--- START OF SOURCE MATERIAL ---

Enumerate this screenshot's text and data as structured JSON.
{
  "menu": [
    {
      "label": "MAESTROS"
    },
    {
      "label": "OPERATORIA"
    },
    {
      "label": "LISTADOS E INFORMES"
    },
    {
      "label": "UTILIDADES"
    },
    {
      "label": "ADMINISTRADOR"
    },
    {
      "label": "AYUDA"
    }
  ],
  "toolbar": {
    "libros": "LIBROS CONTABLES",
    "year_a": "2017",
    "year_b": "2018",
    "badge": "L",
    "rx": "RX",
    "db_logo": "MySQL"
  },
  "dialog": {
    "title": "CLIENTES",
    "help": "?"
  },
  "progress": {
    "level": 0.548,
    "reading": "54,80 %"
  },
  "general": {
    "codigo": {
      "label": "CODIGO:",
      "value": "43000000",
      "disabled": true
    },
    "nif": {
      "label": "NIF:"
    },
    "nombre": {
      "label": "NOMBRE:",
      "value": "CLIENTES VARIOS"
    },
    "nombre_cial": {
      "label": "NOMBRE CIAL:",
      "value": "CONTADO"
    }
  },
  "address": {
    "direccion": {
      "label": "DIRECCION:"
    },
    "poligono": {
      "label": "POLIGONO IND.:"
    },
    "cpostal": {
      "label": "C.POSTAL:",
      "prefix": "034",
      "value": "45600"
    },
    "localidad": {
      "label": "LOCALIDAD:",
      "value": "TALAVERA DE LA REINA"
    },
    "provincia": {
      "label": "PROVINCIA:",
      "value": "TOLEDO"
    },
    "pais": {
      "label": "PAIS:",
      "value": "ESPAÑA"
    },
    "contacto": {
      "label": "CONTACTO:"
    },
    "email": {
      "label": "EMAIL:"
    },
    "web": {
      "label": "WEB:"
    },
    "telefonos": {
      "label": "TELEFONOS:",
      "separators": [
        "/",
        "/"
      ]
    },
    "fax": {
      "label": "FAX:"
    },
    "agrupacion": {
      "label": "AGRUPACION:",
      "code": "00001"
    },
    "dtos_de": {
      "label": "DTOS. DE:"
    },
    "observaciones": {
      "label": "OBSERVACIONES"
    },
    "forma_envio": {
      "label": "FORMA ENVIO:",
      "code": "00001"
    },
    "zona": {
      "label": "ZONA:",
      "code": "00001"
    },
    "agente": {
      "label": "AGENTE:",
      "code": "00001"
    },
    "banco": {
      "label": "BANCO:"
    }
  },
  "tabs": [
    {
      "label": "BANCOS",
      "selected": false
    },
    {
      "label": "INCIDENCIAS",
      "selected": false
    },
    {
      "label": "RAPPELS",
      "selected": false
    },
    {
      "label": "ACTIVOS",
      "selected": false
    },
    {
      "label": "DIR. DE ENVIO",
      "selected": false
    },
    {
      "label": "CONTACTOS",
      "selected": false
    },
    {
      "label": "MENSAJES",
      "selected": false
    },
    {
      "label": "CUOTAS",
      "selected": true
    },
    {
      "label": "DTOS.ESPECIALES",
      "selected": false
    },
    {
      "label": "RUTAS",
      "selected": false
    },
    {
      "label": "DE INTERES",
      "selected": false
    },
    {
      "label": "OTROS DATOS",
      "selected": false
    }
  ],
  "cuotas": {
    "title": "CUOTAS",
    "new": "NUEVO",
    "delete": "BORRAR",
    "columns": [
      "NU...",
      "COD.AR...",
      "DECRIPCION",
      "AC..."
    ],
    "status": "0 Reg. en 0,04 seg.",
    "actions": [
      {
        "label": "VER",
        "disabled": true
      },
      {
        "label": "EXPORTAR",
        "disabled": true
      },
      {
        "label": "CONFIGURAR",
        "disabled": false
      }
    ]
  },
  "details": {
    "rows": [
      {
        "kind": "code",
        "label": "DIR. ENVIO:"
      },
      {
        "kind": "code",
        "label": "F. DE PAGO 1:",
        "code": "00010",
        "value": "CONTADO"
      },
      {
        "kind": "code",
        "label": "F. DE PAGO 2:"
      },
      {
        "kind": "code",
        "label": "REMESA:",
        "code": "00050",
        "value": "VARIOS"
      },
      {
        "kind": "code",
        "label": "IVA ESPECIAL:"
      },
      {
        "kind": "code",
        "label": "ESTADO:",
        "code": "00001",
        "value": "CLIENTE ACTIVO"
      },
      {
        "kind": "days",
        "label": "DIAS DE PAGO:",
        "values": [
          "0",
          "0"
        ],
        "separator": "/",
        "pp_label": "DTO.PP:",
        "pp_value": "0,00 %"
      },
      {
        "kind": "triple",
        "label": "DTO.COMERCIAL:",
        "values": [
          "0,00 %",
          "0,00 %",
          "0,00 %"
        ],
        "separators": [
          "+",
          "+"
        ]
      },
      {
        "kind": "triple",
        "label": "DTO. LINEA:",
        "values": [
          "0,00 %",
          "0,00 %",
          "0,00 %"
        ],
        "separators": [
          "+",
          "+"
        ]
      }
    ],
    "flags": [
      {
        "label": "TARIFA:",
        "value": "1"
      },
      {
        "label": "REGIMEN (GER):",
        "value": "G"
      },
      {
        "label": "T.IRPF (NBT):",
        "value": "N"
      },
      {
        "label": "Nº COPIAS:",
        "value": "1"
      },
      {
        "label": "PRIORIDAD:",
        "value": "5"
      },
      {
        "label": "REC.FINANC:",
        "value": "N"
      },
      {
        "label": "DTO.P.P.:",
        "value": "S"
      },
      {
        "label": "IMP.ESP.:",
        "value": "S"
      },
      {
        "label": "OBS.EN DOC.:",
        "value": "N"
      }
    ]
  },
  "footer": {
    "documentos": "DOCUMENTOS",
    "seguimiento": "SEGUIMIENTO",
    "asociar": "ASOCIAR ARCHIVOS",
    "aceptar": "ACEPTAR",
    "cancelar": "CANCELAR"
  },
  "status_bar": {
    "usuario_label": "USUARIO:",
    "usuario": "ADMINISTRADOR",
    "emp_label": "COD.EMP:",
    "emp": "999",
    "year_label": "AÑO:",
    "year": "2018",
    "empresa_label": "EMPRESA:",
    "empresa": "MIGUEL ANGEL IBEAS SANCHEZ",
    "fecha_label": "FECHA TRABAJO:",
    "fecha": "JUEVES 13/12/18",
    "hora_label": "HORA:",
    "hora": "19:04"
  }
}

--- END OF SOURCE MATERIAL ---

WHAT IS ASKED: Write the listing out again, exactly as shown above.

RESULT FOR THIS TASK:
Enumerate this screenshot's text and data as structured JSON.
{
  "menu": [
    {
      "label": "MAESTROS"
    },
    {
      "label": "OPERATORIA"
    },
    {
      "label": "LISTADOS E INFORMES"
    },
    {
      "label": "UTILIDADES"
    },
    {
      "label": "ADMINISTRADOR"
    },
    {
      "label": "AYUDA"
    }
  ],
  "toolbar": {
    "libros": "LIBROS CONTABLES",
    "year_a": "2017",
    "year_b": "2018",
    "badge": "L",
    "rx": "RX",
    "db_logo": "MySQL"
  },
  "dialog": {
    "title": "CLIENTES",
    "help": "?"
  },
  "progress": {
    "level": 0.548,
    "reading": "54,80 %"
  },
  "general": {
    "codigo": {
      "label": "CODIGO:",
      "value": "43000000",
      "disabled": true
    },
    "nif": {
      "label": "NIF:"
    },
    "nombre": {
      "label": "NOMBRE:",
      "value": "CLIENTES VARIOS"
    },
    "nombre_cial": {
      "label": "NOMBRE CIAL:",
      "value": "CONTADO"
    }
  },
  "address": {
    "direccion": {
      "label": "DIRECCION:"
    },
    "poligono": {
      "label": "POLIGONO IND.:"
    },
    "cpostal": {
      "label": "C.POSTAL:",
      "prefix": "034",
      "value": "45600"
    },
    "localidad": {
      "label": "LOCALIDAD:",
      "value": "TALAVERA DE LA REINA"
    },
    "provincia": {
      "label": "PROVINCIA:",
      "value": "TOLEDO"
    },
    "pais": {
      "label": "PAIS:",
      "value": "ESPAÑA"
    },
    "contacto": {
      "label": "CONTACTO:"
    },
    "email": {
      "label": "EMAIL:"
    },
    "web": {
      "label": "WEB:"
    },
    "telefonos": {
      "label": "TELEFONOS:",
      "separators": [
        "/",
        "/"
      ]
    },
    "fax": {
      "label": "FAX:"
    },
    "agrupacion": {
      "label": "AGRUPACION:",
      "code": "00001"
    },
    "dtos_de": {
      "label": "DTOS. DE:"
    },
    "observaciones": {
      "label": "OBSERVACIONES"
    },
    "forma_envio": {
      "label": "FORMA ENVIO:",
      "code": "00001"
    },
    "zona": {
      "label": "ZONA:",
      "code": "00001"
    },
    "agente": {
      "label": "AGENTE:",
      "code": "00001"
    },
    "banco": {
      "label": "BANCO:"
    }
  },
  "tabs": [
    {
      "label": "BANCOS",
      "selected": false
    },
    {
      "label": "INCIDENCIAS",
      "selected": false
    },
    {
      "label": "RAPPELS",
      "selected": false
    },
    {
      "label": "ACTIVOS",
      "selected": false
    },
    {
      "label": "DIR. DE ENVIO",
      "selected": false
    },
    {
      "label": "CONTACTOS",
      "selected": false
    },
    {
      "label": "MENSAJES",
      "selected": false
    },
    {
      "label": "CUOTAS",
      "selected": true
    },
    {
      "label": "DTOS.ESPECIALES",
      "selected": false
    },
    {
      "label": "RUTAS",
      "selected": false
    },
    {
      "label": "DE INTERES",
      "selected": false
    },
    {
      "label": "OTROS DATOS",
      "selected": false
    }
  ],
  "cuotas": {
    "title": "CUOTAS",
    "new": "NUEVO",
    "delete": "BORRAR",
    "columns": [
      "NU...",
      "COD.AR...",
      "DECRIPCION",
      "AC..."
    ],
    "status": "0 Reg. en 0,04 seg.",
    "actions": [
      {
        "label": "VER",
        "disabled": true
      },
      {
        "label": "EXPORTAR",
        "disabled": true
      },
      {
        "label": "CONFIGURAR",
        "disabled": false
      }
    ]
  },
  "details": {
    "rows": [
      {
        "kind": "code",
        "label": "DIR. ENVIO:"
      },
      {
        "kind": "code",
        "label": "F. DE PAGO 1:",
        "code": "00010",
        "value": "CONTADO"
      },
      {
        "kind": "code",
        "label": "F. DE PAGO 2:"
      },
      {
        "kind": "code",
        "label": "REMESA:",
        "code": "00050",
        "value": "VARIOS"
      },
      {
        "kind": "code",
        "label": "IVA ESPECIAL:"
      },
      {
        "kind": "code",
        "label": "ESTADO:",
        "code": "00001",
        "value": "CLIENTE ACTIVO"
      },
      {
        "kind": "days",
        "label": "DIAS DE PAGO:",
        "values": [
          "0",
          "0"
        ],
        "separator": "/",
        "pp_label": "DTO.PP:",
        "pp_value": "0,00 %"
      },
      {
        "kind": "triple",
        "label": "DTO.COMERCIAL:",
        "values": [
          "0,00 %",
          "0,00 %",
          "0,00 %"
        ],
        "separators": [
          "+",
          "+"
        ]
      },
      {
        "kind": "triple",
        "label": "DTO. LINEA:",
        "values": [
          "0,00 %",
          "0,00 %",
          "0,00 %"
        ],
        "separators": [
          "+",
          "+"
        ]
      }
    ],
    "flags": [
      {
        "label": "TARIFA:",
        "value": "1"
      },
      {
        "label": "REGIMEN (GER):",
        "value": "G"
      },
      {
        "label": "T.IRPF (NBT):",
        "value": "N"
      },
      {
        "label": "Nº COPIAS:",
        "value": "1"
      },
      {
        "label": "PRIORIDAD:",
        "value": "5"
      },
      {
        "label": "REC.FINANC:",
        "value": "N"
      },
      {
        "label": "DTO.P.P.:",
        "value": "S"
      },
      {
        "label": "IMP.ESP.:",
        "value": "S"
      },
      {
        "label": "OBS.EN DOC.:",
        "value": "N"
      }
    ]
  },
  "footer": {
    "documentos": "DOCUMENTOS",
    "seguimiento": "SEGUIMIENTO",
    "asociar": "ASOCIAR ARCHIVOS",
    "aceptar": "ACEPTAR",
    "cancelar": "CANCELAR"
  },
  "status_bar": {
    "usuario_label": "USUARIO:",
    "usuario": "ADMINISTRADOR",
    "emp_label": "COD.EMP:",
    "emp": "999",
    "year_label": "AÑO:",
    "year": "2018",
    "empresa_label": "EMPRESA:",
    "empresa": "MIGUEL ANGEL IBEAS SANCHEZ",
    "fecha_label": "FECHA TRABAJO:",
    "fecha": "JUEVES 13/12/18",
    "hora_label": "HORA:",
    "hora": "19:04"
  }
}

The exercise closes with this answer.